From the line containing "OCR this image." through the last line of the data, return those lines exactly as written and nothing more.

○ ○ ○ ○ ○ ○ ○

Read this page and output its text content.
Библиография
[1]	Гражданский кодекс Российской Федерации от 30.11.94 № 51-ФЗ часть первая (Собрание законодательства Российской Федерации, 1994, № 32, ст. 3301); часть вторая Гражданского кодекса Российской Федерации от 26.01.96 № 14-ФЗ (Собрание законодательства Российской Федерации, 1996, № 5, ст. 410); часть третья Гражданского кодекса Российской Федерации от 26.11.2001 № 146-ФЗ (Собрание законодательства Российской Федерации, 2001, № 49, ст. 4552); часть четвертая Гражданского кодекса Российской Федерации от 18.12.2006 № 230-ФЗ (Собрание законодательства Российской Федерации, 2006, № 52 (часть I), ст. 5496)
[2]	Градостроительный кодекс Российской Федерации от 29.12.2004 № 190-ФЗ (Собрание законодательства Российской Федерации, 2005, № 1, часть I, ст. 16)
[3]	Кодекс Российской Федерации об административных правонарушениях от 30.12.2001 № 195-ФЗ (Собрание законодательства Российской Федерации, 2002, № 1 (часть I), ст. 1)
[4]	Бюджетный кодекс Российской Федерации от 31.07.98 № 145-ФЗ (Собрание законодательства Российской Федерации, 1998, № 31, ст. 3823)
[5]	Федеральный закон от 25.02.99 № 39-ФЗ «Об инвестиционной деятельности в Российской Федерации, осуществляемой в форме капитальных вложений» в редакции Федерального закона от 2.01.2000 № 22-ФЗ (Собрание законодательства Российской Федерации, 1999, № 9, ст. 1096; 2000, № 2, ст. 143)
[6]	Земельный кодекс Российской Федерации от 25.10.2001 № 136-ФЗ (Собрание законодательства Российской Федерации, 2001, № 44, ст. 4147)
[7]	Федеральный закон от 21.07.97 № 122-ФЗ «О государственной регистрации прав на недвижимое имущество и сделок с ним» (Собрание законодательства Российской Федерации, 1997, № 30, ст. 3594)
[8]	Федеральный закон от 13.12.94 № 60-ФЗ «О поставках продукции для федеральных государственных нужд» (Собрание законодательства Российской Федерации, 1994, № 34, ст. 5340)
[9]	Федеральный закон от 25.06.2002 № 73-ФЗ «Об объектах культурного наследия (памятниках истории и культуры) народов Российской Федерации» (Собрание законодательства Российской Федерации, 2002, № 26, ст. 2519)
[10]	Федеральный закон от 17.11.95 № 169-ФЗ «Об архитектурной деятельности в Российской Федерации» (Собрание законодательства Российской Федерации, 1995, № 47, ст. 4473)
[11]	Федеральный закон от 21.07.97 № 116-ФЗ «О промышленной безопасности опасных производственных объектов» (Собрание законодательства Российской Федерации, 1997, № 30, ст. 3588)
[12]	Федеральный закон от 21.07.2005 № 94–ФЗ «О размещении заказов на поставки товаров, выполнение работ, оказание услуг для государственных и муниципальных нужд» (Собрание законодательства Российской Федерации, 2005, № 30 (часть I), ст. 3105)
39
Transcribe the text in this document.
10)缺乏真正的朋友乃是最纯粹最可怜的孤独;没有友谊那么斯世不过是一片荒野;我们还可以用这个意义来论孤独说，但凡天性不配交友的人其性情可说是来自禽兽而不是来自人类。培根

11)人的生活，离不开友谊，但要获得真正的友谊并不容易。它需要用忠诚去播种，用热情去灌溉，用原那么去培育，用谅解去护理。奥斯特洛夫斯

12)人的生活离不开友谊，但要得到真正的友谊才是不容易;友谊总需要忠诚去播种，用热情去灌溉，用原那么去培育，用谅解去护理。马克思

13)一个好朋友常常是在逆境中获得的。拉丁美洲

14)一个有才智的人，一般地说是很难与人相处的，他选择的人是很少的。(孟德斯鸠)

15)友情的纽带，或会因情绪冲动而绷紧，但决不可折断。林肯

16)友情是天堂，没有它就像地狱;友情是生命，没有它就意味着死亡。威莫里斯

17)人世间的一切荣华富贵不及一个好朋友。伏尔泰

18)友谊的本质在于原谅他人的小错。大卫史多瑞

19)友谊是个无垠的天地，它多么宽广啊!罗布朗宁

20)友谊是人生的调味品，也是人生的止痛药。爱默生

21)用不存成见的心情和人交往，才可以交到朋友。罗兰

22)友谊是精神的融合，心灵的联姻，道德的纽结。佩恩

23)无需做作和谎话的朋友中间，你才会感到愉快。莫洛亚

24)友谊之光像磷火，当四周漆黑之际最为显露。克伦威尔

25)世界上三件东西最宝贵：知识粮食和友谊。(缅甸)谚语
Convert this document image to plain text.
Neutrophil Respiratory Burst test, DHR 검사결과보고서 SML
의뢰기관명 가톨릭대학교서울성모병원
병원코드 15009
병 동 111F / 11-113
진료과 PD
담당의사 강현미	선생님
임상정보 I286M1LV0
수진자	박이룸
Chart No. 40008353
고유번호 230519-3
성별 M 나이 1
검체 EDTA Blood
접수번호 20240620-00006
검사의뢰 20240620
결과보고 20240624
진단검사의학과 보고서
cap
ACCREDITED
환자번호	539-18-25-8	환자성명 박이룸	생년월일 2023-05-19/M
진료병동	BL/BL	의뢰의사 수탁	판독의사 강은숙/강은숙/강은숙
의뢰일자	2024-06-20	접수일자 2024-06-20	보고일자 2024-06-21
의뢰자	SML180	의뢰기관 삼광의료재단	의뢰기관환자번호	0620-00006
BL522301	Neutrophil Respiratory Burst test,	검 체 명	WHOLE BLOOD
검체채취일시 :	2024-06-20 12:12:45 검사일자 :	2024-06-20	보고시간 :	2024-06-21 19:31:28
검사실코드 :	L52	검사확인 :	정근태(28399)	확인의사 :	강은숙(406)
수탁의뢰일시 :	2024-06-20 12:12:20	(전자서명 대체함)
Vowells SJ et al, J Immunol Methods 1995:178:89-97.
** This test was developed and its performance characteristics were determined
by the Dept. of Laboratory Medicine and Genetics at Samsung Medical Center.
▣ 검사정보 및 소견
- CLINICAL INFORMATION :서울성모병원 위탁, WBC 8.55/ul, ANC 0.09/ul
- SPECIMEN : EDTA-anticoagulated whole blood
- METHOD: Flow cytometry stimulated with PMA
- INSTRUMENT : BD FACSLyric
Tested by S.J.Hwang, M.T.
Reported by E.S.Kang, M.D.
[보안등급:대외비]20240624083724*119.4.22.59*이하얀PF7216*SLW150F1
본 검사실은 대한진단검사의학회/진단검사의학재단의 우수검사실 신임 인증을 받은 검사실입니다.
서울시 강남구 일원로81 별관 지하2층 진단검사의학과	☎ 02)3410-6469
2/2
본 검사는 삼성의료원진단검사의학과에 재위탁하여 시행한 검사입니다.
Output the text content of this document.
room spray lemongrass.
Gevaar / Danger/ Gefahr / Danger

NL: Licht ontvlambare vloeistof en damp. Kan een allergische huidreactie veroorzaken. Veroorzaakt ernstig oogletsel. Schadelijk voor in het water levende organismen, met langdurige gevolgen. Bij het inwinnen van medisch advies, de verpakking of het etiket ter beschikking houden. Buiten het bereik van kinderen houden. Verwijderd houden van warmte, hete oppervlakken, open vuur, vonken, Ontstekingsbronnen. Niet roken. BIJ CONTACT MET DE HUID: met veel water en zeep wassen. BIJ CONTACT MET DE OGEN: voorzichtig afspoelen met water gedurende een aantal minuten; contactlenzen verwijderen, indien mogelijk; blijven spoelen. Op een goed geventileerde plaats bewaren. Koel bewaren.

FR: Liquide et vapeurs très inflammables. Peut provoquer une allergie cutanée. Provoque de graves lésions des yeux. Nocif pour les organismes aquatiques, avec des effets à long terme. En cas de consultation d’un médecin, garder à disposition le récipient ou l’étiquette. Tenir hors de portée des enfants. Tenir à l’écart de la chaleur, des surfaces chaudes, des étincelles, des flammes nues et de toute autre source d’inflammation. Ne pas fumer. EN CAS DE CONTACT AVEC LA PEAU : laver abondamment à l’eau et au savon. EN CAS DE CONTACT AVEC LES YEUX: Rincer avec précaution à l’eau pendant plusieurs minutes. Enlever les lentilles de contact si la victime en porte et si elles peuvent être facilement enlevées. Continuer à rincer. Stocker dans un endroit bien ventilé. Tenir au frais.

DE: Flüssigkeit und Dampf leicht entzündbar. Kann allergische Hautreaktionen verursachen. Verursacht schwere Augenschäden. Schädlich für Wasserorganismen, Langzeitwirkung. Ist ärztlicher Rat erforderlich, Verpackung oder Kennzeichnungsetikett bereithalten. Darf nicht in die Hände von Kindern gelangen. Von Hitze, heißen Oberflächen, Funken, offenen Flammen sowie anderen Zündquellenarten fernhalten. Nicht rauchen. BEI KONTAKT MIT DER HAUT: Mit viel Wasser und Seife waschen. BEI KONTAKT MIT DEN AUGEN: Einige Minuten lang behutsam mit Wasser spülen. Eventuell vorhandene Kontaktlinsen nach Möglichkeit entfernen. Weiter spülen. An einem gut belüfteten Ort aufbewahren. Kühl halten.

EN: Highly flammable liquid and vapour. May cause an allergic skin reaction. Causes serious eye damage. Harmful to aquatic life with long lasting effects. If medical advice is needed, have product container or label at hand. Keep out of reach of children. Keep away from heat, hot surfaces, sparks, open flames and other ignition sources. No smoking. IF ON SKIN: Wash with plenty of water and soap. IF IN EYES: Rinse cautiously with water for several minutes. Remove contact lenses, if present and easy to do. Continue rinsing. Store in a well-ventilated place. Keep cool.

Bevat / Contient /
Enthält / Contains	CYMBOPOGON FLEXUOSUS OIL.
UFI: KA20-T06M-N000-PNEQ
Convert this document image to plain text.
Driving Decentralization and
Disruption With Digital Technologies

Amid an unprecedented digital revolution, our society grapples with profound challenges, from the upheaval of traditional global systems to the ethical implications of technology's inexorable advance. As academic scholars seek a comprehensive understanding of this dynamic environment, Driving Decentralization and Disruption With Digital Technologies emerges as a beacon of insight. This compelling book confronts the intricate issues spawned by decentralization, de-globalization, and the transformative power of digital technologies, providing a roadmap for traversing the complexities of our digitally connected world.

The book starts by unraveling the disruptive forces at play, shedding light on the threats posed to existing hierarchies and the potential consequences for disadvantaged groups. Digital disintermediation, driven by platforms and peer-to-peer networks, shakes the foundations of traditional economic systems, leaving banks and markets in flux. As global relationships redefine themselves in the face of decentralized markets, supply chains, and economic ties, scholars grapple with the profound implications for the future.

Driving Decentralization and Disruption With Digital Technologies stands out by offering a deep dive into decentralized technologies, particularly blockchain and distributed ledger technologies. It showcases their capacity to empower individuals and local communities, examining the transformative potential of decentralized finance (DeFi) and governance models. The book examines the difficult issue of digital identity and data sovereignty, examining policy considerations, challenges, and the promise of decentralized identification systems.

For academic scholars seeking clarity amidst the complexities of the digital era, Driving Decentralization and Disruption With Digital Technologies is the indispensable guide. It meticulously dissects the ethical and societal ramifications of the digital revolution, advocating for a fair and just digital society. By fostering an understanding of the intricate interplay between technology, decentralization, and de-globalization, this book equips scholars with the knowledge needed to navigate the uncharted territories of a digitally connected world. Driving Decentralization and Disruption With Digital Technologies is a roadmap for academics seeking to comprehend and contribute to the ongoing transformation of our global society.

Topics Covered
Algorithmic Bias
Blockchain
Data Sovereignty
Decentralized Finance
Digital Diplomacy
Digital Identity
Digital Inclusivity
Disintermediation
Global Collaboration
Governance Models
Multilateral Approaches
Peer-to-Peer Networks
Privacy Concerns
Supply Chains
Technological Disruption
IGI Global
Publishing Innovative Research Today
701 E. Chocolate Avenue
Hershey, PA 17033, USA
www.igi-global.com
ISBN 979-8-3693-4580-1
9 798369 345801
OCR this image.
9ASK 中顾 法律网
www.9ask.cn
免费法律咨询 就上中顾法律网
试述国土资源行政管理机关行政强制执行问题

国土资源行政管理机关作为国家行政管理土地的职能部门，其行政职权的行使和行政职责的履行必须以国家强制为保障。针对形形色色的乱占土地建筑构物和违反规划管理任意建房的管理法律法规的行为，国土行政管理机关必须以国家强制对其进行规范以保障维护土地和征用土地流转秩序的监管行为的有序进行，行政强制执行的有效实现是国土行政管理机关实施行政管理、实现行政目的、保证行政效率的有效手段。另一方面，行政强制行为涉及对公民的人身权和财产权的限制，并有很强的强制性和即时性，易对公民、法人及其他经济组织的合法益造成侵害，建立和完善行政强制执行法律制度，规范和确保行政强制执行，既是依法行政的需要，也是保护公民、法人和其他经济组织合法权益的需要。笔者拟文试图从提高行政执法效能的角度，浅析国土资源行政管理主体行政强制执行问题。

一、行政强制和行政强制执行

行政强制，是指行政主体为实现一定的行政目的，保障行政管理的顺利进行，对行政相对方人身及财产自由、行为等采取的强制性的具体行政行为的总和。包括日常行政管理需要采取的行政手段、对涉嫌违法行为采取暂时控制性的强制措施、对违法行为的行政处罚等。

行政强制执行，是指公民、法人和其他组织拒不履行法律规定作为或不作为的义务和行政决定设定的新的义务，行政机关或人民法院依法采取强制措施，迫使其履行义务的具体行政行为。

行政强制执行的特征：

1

○ ○ ○ ○ ○ ○ ○

■ Complete response ■
OCR this image.
9ASK 中顾 法律网
www.9ask.cn
免费法律咨询 就上中顾法律网
试述国土资源行政管理机关行政强制执行问题

国土资源行政管理机关作为国家行政管理土地的职能部门，其行政职权的行使和行政职责的履行必须以国家强制为保障。针对形形色色的乱占土地建筑构物和违反规划管理任意建房的管理法律法规的行为，国土行政管理机关必须以国家强制对其进行规范以保障维护土地和征用土地流转秩序的监管行为的有序进行，行政强制执行的有效实现是国土行政管理机关实施行政管理、实现行政目的、保证行政效率的有效手段。另一方面，行政强制行为涉及对公民的人身权和财产权的限制，并有很强的强制性和即时性，易对公民、法人及其他经济组织的合法益造成侵害，建立和完善行政强制执行法律制度，规范和确保行政强制执行，既是依法行政的需要，也是保护公民、法人和其他经济组织合法权益的需要。笔者拟文试图从提高行政执法效能的角度，浅析国土资源行政管理主体行政强制执行问题。

一、行政强制和行政强制执行

行政强制，是指行政主体为实现一定的行政目的，保障行政管理的顺利进行，对行政相对方人身及财产自由、行为等采取的强制性的具体行政行为的总和。包括日常行政管理需要采取的行政手段、对涉嫌违法行为采取暂时控制性的强制措施、对违法行为的行政处罚等。

行政强制执行，是指公民、法人和其他组织拒不履行法律规定作为或不作为的义务和行政决定设定的新的义务，行政机关或人民法院依法采取强制措施，迫使其履行义务的具体行政行为。

行政强制执行的特征：

1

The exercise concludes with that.